- [AIM]:
Can you transcribe every line exactly and leave the pictures behind?

Stored entries
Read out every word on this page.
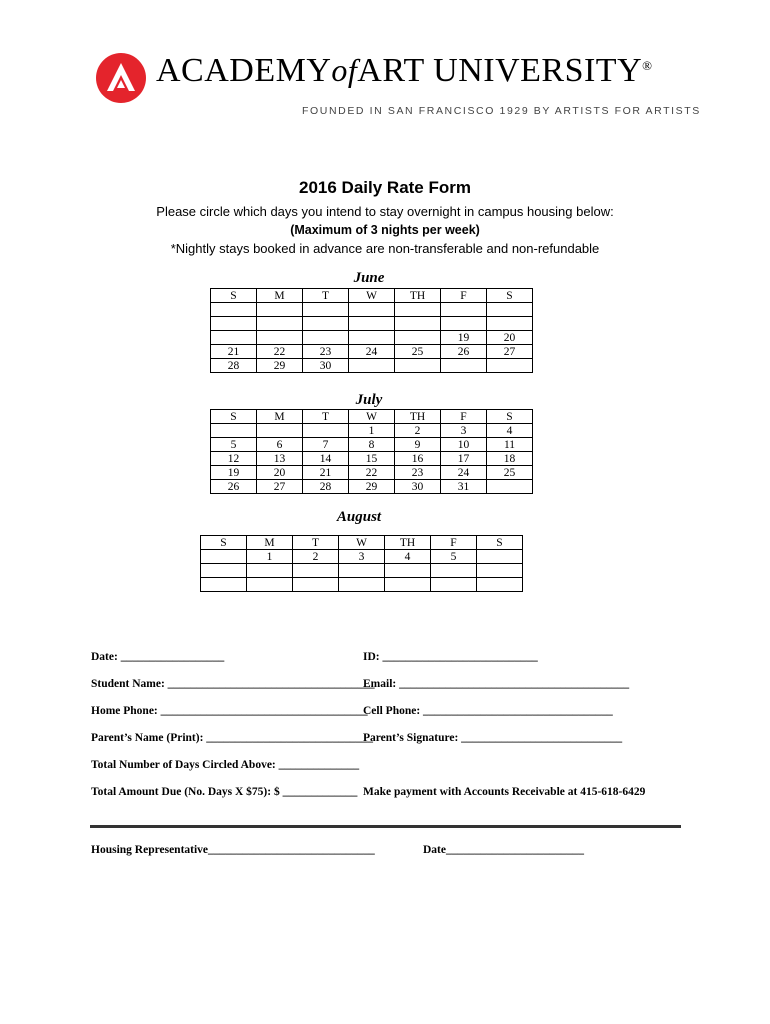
ACADEMYofART UNIVERSITY®
FOUNDED IN SAN FRANCISCO 1929 BY ARTISTS FOR ARTISTS
2016 Daily Rate Form
Please circle which days you intend to stay overnight in campus housing below:
(Maximum of 3 nights per week)
*Nightly stays booked in advance are non-transferable and non-refundable
June
S	M	T	W	TH	F	S

					19	20
21	22	23	24	25	26	27
28	29	30				
July
S	M	T	W	TH	F	S
			1	2	3	4
5	6	7	8	9	10	11
12	13	14	15	16	17	18
19	20	21	22	23	24	25
26	27	28	29	30	31	
August
S	M	T	W	TH	F	S
	1	2	3	4	5	

Date: __________________	ID: ___________________________
Student Name: ____________________________________
Email: ________________________________________
Home Phone: ____________________________________
Cell Phone: _________________________________
Parent’s Name (Print): _____________________________
Parent’s Signature: ____________________________
Total Number of Days Circled Above: ______________
Total Amount Due (No. Days X $75): $ _____________ Make payment with Accounts Receivable at 415-618-6429
Housing Representative_____________________________	Date________________________
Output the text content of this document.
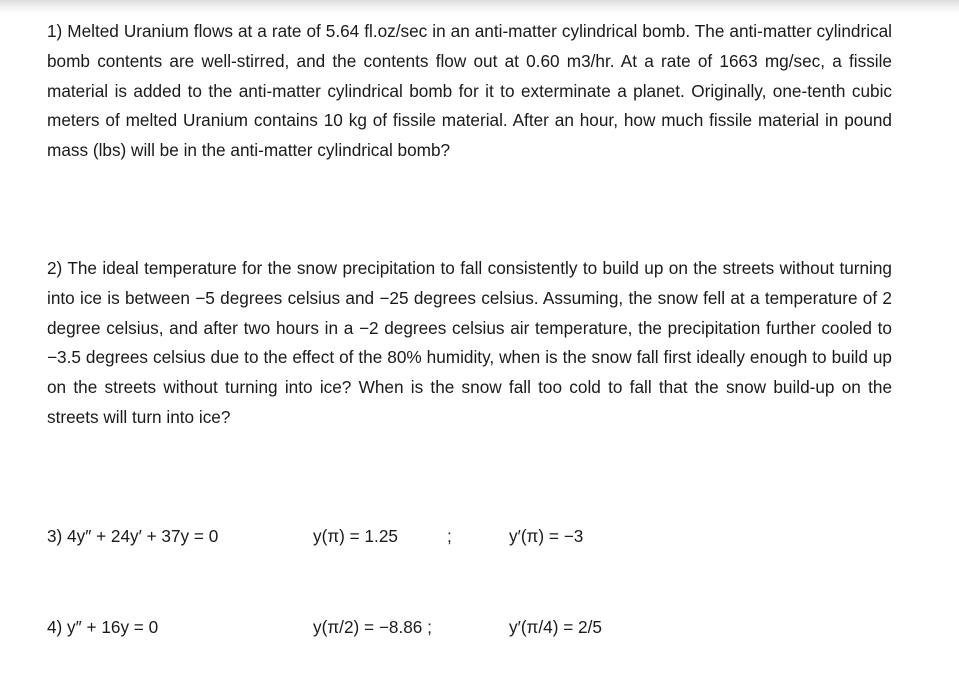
1) Melted Uranium flows at a rate of 5.64 fl.oz/sec in an anti-matter cylindrical bomb. The anti-matter cylindrical bomb contents are well-stirred, and the contents flow out at 0.60 m3/hr. At a rate of 1663 mg/sec, a fissile material is added to the anti-matter cylindrical bomb for it to exterminate a planet. Originally, one-tenth cubic meters of melted Uranium contains 10 kg of fissile material. After an hour, how much fissile material in pound mass (lbs) will be in the anti-matter cylindrical bomb?

2) The ideal temperature for the snow precipitation to fall consistently to build up on the streets without turning into ice is between −5 degrees celsius and −25 degrees celsius. Assuming, the snow fell at a temperature of 2 degree celsius, and after two hours in a −2 degrees celsius air temperature, the precipitation further cooled to −3.5 degrees celsius due to the effect of the 80% humidity, when is the snow fall first ideally enough to build up on the streets without turning into ice? When is the snow fall too cold to fall that the snow build-up on the streets will turn into ice?

3) 4y″ + 24y′ + 37y = 0	y(π) = 1.25	;	y′(π) = −3
4) y″ + 16y = 0	y(π/2) = −8.86 ;	y′(π/4) = 2/5
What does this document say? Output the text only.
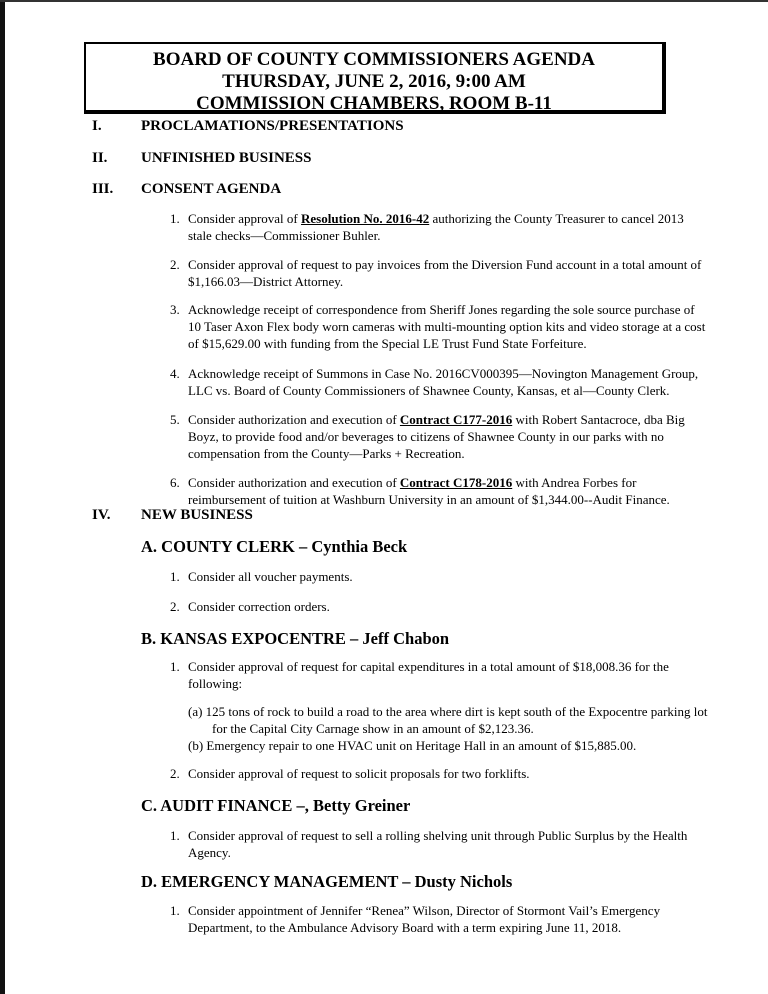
BOARD OF COUNTY COMMISSIONERS AGENDA
THURSDAY, JUNE 2, 2016, 9:00 AM
COMMISSION CHAMBERS, ROOM B-11
I.	PROCLAMATIONS/PRESENTATIONS
II. UNFINISHED BUSINESS
III. CONSENT AGENDA
1. Consider approval of Resolution No. 2016-42 authorizing the County Treasurer to cancel 2013 stale checks—Commissioner Buhler.
2. Consider approval of request to pay invoices from the Diversion Fund account in a total amount of $1,166.03—District Attorney.
3. Acknowledge receipt of correspondence from Sheriff Jones regarding the sole source purchase of 10 Taser Axon Flex body worn cameras with multi-mounting option kits and video storage at a cost of $15,629.00 with funding from the Special LE Trust Fund State Forfeiture.
4. Acknowledge receipt of Summons in Case No. 2016CV000395—Novington Management Group, LLC vs. Board of County Commissioners of Shawnee County, Kansas, et al—County Clerk.
5. Consider authorization and execution of Contract C177-2016 with Robert Santacroce, dba Big Boyz, to provide food and/or beverages to citizens of Shawnee County in our parks with no compensation from the County—Parks + Recreation.
6. Consider authorization and execution of Contract C178-2016 with Andrea Forbes for reimbursement of tuition at Washburn University in an amount of $1,344.00--Audit Finance.
IV. NEW BUSINESS
A. COUNTY CLERK – Cynthia Beck
1. Consider all voucher payments.
2. Consider correction orders.
B. KANSAS EXPOCENTRE – Jeff Chabon
1. Consider approval of request for capital expenditures in a total amount of $18,008.36 for the following:
(a) 125 tons of rock to build a road to the area where dirt is kept south of the Expocentre parking lot for the Capital City Carnage show in an amount of $2,123.36.
(b) Emergency repair to one HVAC unit on Heritage Hall in an amount of $15,885.00.
2. Consider approval of request to solicit proposals for two forklifts.
C. AUDIT FINANCE –, Betty Greiner
1. Consider approval of request to sell a rolling shelving unit through Public Surplus by the Health Agency.
D. EMERGENCY MANAGEMENT – Dusty Nichols
1. Consider appointment of Jennifer “Renea” Wilson, Director of Stormont Vail’s Emergency Department, to the Ambulance Advisory Board with a term expiring June 11, 2018.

- [SOLUTION FOR THIS EXERCISE]:
Read out every word on this page.
ACADEMYofART UNIVERSITY®
FOUNDED IN SAN FRANCISCO 1929 BY ARTISTS FOR ARTISTS
2016 Daily Rate Form
Please circle which days you intend to stay overnight in campus housing below:
(Maximum of 3 nights per week)
*Nightly stays booked in advance are non-transferable and non-refundable
June
S	M	T	W	TH	F	S

					19	20
21	22	23	24	25	26	27
28	29	30				
July
S	M	T	W	TH	F	S
			1	2	3	4
5	6	7	8	9	10	11
12	13	14	15	16	17	18
19	20	21	22	23	24	25
26	27	28	29	30	31	
August
S	M	T	W	TH	F	S
	1	2	3	4	5	

Date: __________________	ID: ___________________________
Student Name: ____________________________________
Email: ________________________________________
Home Phone: ____________________________________
Cell Phone: _________________________________
Parent’s Name (Print): _____________________________
Parent’s Signature: ____________________________
Total Number of Days Circled Above: ______________
Total Amount Due (No. Days X $75): $ _____________ Make payment with Accounts Receivable at 415-618-6429
Housing Representative_____________________________	Date________________________
Output the text content of this document.
1) Melted Uranium flows at a rate of 5.64 fl.oz/sec in an anti-matter cylindrical bomb. The anti-matter cylindrical bomb contents are well-stirred, and the contents flow out at 0.60 m3/hr. At a rate of 1663 mg/sec, a fissile material is added to the anti-matter cylindrical bomb for it to exterminate a planet. Originally, one-tenth cubic meters of melted Uranium contains 10 kg of fissile material. After an hour, how much fissile material in pound mass (lbs) will be in the anti-matter cylindrical bomb?

2) The ideal temperature for the snow precipitation to fall consistently to build up on the streets without turning into ice is between −5 degrees celsius and −25 degrees celsius. Assuming, the snow fell at a temperature of 2 degree celsius, and after two hours in a −2 degrees celsius air temperature, the precipitation further cooled to −3.5 degrees celsius due to the effect of the 80% humidity, when is the snow fall first ideally enough to build up on the streets without turning into ice? When is the snow fall too cold to fall that the snow build-up on the streets will turn into ice?

3) 4y″ + 24y′ + 37y = 0	y(π) = 1.25	;	y′(π) = −3
4) y″ + 16y = 0	y(π/2) = −8.86 ;	y′(π/4) = 2/5
What does this document say? Output the text only.
BOARD OF COUNTY COMMISSIONERS AGENDA
THURSDAY, JUNE 2, 2016, 9:00 AM
COMMISSION CHAMBERS, ROOM B-11
I.	PROCLAMATIONS/PRESENTATIONS
II. UNFINISHED BUSINESS
III. CONSENT AGENDA
1. Consider approval of Resolution No. 2016-42 authorizing the County Treasurer to cancel 2013 stale checks—Commissioner Buhler.
2. Consider approval of request to pay invoices from the Diversion Fund account in a total amount of $1,166.03—District Attorney.
3. Acknowledge receipt of correspondence from Sheriff Jones regarding the sole source purchase of 10 Taser Axon Flex body worn cameras with multi-mounting option kits and video storage at a cost of $15,629.00 with funding from the Special LE Trust Fund State Forfeiture.
4. Acknowledge receipt of Summons in Case No. 2016CV000395—Novington Management Group, LLC vs. Board of County Commissioners of Shawnee County, Kansas, et al—County Clerk.
5. Consider authorization and execution of Contract C177-2016 with Robert Santacroce, dba Big Boyz, to provide food and/or beverages to citizens of Shawnee County in our parks with no compensation from the County—Parks + Recreation.
6. Consider authorization and execution of Contract C178-2016 with Andrea Forbes for reimbursement of tuition at Washburn University in an amount of $1,344.00--Audit Finance.
IV. NEW BUSINESS
A. COUNTY CLERK – Cynthia Beck
1. Consider all voucher payments.
2. Consider correction orders.
B. KANSAS EXPOCENTRE – Jeff Chabon
1. Consider approval of request for capital expenditures in a total amount of $18,008.36 for the following:
(a) 125 tons of rock to build a road to the area where dirt is kept south of the Expocentre parking lot for the Capital City Carnage show in an amount of $2,123.36.
(b) Emergency repair to one HVAC unit on Heritage Hall in an amount of $15,885.00.
2. Consider approval of request to solicit proposals for two forklifts.
C. AUDIT FINANCE –, Betty Greiner
1. Consider approval of request to sell a rolling shelving unit through Public Surplus by the Health Agency.
D. EMERGENCY MANAGEMENT – Dusty Nichols
1. Consider appointment of Jennifer “Renea” Wilson, Director of Stormont Vail’s Emergency Department, to the Ambulance Advisory Board with a term expiring June 11, 2018.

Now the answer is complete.